» PROVIDED DATA

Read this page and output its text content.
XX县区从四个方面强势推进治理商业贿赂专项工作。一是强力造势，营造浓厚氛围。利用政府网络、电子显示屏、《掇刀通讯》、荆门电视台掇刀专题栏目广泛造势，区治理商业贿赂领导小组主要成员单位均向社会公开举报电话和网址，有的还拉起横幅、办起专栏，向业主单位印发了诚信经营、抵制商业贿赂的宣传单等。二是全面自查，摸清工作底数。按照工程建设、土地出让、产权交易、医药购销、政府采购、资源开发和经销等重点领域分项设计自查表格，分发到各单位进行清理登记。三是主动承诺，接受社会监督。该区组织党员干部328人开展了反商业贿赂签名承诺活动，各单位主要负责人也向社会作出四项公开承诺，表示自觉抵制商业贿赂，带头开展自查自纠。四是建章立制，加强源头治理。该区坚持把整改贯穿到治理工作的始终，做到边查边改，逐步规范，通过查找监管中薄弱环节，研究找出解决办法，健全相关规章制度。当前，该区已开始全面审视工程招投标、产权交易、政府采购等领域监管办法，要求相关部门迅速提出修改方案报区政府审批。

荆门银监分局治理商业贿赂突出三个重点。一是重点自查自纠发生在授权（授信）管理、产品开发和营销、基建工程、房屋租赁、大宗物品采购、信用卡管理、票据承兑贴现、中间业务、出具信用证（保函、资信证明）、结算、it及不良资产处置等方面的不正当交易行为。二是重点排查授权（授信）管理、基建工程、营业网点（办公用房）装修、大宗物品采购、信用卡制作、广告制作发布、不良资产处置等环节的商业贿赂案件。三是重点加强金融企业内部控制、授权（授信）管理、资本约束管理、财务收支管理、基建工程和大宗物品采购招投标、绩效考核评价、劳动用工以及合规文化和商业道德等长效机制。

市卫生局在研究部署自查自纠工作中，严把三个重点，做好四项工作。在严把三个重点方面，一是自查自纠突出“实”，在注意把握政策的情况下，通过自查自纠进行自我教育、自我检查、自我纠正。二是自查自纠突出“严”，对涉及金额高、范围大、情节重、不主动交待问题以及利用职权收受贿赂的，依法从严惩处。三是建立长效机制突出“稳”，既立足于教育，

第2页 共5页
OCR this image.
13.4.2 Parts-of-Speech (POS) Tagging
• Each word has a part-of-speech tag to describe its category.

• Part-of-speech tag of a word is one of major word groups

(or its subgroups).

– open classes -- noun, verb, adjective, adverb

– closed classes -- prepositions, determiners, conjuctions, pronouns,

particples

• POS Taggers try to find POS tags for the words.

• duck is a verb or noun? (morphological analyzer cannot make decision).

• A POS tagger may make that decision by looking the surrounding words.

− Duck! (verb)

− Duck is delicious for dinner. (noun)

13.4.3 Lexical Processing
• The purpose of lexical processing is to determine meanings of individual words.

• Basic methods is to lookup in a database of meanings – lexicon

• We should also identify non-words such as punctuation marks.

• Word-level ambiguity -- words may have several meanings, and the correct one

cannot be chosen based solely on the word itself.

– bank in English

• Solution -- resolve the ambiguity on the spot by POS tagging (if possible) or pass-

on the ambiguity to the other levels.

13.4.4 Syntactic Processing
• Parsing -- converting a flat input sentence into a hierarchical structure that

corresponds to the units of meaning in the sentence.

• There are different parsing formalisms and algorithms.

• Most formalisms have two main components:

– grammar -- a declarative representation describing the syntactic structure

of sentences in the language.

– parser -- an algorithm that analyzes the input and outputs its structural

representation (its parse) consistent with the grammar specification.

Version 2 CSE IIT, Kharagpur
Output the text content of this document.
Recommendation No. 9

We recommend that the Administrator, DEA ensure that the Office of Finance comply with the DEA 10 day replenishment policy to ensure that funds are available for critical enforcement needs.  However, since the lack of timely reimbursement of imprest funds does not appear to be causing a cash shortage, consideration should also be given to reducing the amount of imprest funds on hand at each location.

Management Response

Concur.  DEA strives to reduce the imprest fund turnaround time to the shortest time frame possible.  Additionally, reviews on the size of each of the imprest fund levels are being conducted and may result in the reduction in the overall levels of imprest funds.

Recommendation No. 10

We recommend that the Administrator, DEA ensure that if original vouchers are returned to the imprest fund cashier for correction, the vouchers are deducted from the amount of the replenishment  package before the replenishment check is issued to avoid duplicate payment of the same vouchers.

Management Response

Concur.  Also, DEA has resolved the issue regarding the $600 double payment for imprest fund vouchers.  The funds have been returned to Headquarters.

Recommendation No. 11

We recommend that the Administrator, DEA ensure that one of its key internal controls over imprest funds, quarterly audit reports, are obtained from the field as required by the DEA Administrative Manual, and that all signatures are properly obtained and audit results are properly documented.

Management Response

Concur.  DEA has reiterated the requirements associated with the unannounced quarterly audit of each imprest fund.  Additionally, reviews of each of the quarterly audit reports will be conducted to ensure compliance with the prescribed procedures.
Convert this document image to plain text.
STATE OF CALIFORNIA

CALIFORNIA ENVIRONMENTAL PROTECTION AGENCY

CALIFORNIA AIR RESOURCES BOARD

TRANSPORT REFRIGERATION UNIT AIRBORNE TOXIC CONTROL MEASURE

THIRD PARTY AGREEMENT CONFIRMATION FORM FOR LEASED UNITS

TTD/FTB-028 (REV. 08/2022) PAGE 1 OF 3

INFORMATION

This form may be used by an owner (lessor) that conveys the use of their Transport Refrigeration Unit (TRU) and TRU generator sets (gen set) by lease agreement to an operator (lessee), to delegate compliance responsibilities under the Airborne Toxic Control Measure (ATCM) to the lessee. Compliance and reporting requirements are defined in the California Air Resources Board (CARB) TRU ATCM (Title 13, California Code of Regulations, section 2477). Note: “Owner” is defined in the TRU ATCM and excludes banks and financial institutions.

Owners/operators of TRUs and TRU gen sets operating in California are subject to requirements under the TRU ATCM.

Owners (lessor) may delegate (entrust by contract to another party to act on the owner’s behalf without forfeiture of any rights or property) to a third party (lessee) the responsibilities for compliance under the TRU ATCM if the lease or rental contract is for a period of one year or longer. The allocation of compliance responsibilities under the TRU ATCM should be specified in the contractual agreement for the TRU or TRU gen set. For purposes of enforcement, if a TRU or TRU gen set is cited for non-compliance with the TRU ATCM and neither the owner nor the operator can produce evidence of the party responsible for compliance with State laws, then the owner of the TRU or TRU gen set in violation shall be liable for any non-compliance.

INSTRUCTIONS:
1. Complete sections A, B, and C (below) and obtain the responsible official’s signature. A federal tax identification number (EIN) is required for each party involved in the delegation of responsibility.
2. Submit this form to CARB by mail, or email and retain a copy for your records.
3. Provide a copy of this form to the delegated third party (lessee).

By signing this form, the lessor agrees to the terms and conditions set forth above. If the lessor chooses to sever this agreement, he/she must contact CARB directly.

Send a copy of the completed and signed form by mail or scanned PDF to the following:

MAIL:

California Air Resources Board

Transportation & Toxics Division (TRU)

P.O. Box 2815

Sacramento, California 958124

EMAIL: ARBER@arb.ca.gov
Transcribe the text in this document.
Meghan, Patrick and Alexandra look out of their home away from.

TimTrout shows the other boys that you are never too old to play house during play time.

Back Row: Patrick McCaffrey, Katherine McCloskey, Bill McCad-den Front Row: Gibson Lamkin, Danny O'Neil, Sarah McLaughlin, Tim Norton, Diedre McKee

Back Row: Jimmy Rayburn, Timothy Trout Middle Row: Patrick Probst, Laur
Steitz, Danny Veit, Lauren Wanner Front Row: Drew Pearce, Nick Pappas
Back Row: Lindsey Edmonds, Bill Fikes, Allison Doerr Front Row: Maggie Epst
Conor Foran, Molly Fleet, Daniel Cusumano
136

» TASK GOAL
Write out every record shown above, word for word.

» THE RESULT
Read this page and output its text content.
XX县区从四个方面强势推进治理商业贿赂专项工作。一是强力造势，营造浓厚氛围。利用政府网络、电子显示屏、《掇刀通讯》、荆门电视台掇刀专题栏目广泛造势，区治理商业贿赂领导小组主要成员单位均向社会公开举报电话和网址，有的还拉起横幅、办起专栏，向业主单位印发了诚信经营、抵制商业贿赂的宣传单等。二是全面自查，摸清工作底数。按照工程建设、土地出让、产权交易、医药购销、政府采购、资源开发和经销等重点领域分项设计自查表格，分发到各单位进行清理登记。三是主动承诺，接受社会监督。该区组织党员干部328人开展了反商业贿赂签名承诺活动，各单位主要负责人也向社会作出四项公开承诺，表示自觉抵制商业贿赂，带头开展自查自纠。四是建章立制，加强源头治理。该区坚持把整改贯穿到治理工作的始终，做到边查边改，逐步规范，通过查找监管中薄弱环节，研究找出解决办法，健全相关规章制度。当前，该区已开始全面审视工程招投标、产权交易、政府采购等领域监管办法，要求相关部门迅速提出修改方案报区政府审批。

荆门银监分局治理商业贿赂突出三个重点。一是重点自查自纠发生在授权（授信）管理、产品开发和营销、基建工程、房屋租赁、大宗物品采购、信用卡管理、票据承兑贴现、中间业务、出具信用证（保函、资信证明）、结算、it及不良资产处置等方面的不正当交易行为。二是重点排查授权（授信）管理、基建工程、营业网点（办公用房）装修、大宗物品采购、信用卡制作、广告制作发布、不良资产处置等环节的商业贿赂案件。三是重点加强金融企业内部控制、授权（授信）管理、资本约束管理、财务收支管理、基建工程和大宗物品采购招投标、绩效考核评价、劳动用工以及合规文化和商业道德等长效机制。

市卫生局在研究部署自查自纠工作中，严把三个重点，做好四项工作。在严把三个重点方面，一是自查自纠突出“实”，在注意把握政策的情况下，通过自查自纠进行自我教育、自我检查、自我纠正。二是自查自纠突出“严”，对涉及金额高、范围大、情节重、不主动交待问题以及利用职权收受贿赂的，依法从严惩处。三是建立长效机制突出“稳”，既立足于教育，

第2页 共5页
OCR this image.
13.4.2 Parts-of-Speech (POS) Tagging
• Each word has a part-of-speech tag to describe its category.

• Part-of-speech tag of a word is one of major word groups

(or its subgroups).

– open classes -- noun, verb, adjective, adverb

– closed classes -- prepositions, determiners, conjuctions, pronouns,

particples

• POS Taggers try to find POS tags for the words.

• duck is a verb or noun? (morphological analyzer cannot make decision).

• A POS tagger may make that decision by looking the surrounding words.

− Duck! (verb)

− Duck is delicious for dinner. (noun)

13.4.3 Lexical Processing
• The purpose of lexical processing is to determine meanings of individual words.

• Basic methods is to lookup in a database of meanings – lexicon

• We should also identify non-words such as punctuation marks.

• Word-level ambiguity -- words may have several meanings, and the correct one

cannot be chosen based solely on the word itself.

– bank in English

• Solution -- resolve the ambiguity on the spot by POS tagging (if possible) or pass-

on the ambiguity to the other levels.

13.4.4 Syntactic Processing
• Parsing -- converting a flat input sentence into a hierarchical structure that

corresponds to the units of meaning in the sentence.

• There are different parsing formalisms and algorithms.

• Most formalisms have two main components:

– grammar -- a declarative representation describing the syntactic structure

of sentences in the language.

– parser -- an algorithm that analyzes the input and outputs its structural

representation (its parse) consistent with the grammar specification.

Version 2 CSE IIT, Kharagpur
Output the text content of this document.
Recommendation No. 9

We recommend that the Administrator, DEA ensure that the Office of Finance comply with the DEA 10 day replenishment policy to ensure that funds are available for critical enforcement needs.  However, since the lack of timely reimbursement of imprest funds does not appear to be causing a cash shortage, consideration should also be given to reducing the amount of imprest funds on hand at each location.

Management Response

Concur.  DEA strives to reduce the imprest fund turnaround time to the shortest time frame possible.  Additionally, reviews on the size of each of the imprest fund levels are being conducted and may result in the reduction in the overall levels of imprest funds.

Recommendation No. 10

We recommend that the Administrator, DEA ensure that if original vouchers are returned to the imprest fund cashier for correction, the vouchers are deducted from the amount of the replenishment  package before the replenishment check is issued to avoid duplicate payment of the same vouchers.

Management Response

Concur.  Also, DEA has resolved the issue regarding the $600 double payment for imprest fund vouchers.  The funds have been returned to Headquarters.

Recommendation No. 11

We recommend that the Administrator, DEA ensure that one of its key internal controls over imprest funds, quarterly audit reports, are obtained from the field as required by the DEA Administrative Manual, and that all signatures are properly obtained and audit results are properly documented.

Management Response

Concur.  DEA has reiterated the requirements associated with the unannounced quarterly audit of each imprest fund.  Additionally, reviews of each of the quarterly audit reports will be conducted to ensure compliance with the prescribed procedures.
Convert this document image to plain text.
STATE OF CALIFORNIA

CALIFORNIA ENVIRONMENTAL PROTECTION AGENCY

CALIFORNIA AIR RESOURCES BOARD

TRANSPORT REFRIGERATION UNIT AIRBORNE TOXIC CONTROL MEASURE

THIRD PARTY AGREEMENT CONFIRMATION FORM FOR LEASED UNITS

TTD/FTB-028 (REV. 08/2022) PAGE 1 OF 3

INFORMATION

This form may be used by an owner (lessor) that conveys the use of their Transport Refrigeration Unit (TRU) and TRU generator sets (gen set) by lease agreement to an operator (lessee), to delegate compliance responsibilities under the Airborne Toxic Control Measure (ATCM) to the lessee. Compliance and reporting requirements are defined in the California Air Resources Board (CARB) TRU ATCM (Title 13, California Code of Regulations, section 2477). Note: “Owner” is defined in the TRU ATCM and excludes banks and financial institutions.

Owners/operators of TRUs and TRU gen sets operating in California are subject to requirements under the TRU ATCM.

Owners (lessor) may delegate (entrust by contract to another party to act on the owner’s behalf without forfeiture of any rights or property) to a third party (lessee) the responsibilities for compliance under the TRU ATCM if the lease or rental contract is for a period of one year or longer. The allocation of compliance responsibilities under the TRU ATCM should be specified in the contractual agreement for the TRU or TRU gen set. For purposes of enforcement, if a TRU or TRU gen set is cited for non-compliance with the TRU ATCM and neither the owner nor the operator can produce evidence of the party responsible for compliance with State laws, then the owner of the TRU or TRU gen set in violation shall be liable for any non-compliance.

INSTRUCTIONS:
1. Complete sections A, B, and C (below) and obtain the responsible official’s signature. A federal tax identification number (EIN) is required for each party involved in the delegation of responsibility.
2. Submit this form to CARB by mail, or email and retain a copy for your records.
3. Provide a copy of this form to the delegated third party (lessee).

By signing this form, the lessor agrees to the terms and conditions set forth above. If the lessor chooses to sever this agreement, he/she must contact CARB directly.

Send a copy of the completed and signed form by mail or scanned PDF to the following:

MAIL:

California Air Resources Board

Transportation & Toxics Division (TRU)

P.O. Box 2815

Sacramento, California 958124

EMAIL: ARBER@arb.ca.gov
Transcribe the text in this document.
Meghan, Patrick and Alexandra look out of their home away from.

TimTrout shows the other boys that you are never too old to play house during play time.

Back Row: Patrick McCaffrey, Katherine McCloskey, Bill McCad-den Front Row: Gibson Lamkin, Danny O'Neil, Sarah McLaughlin, Tim Norton, Diedre McKee

Back Row: Jimmy Rayburn, Timothy Trout Middle Row: Patrick Probst, Laur
Steitz, Danny Veit, Lauren Wanner Front Row: Drew Pearce, Nick Pappas
Back Row: Lindsey Edmonds, Bill Fikes, Allison Doerr Front Row: Maggie Epst
Conor Foran, Molly Fleet, Daniel Cusumano
136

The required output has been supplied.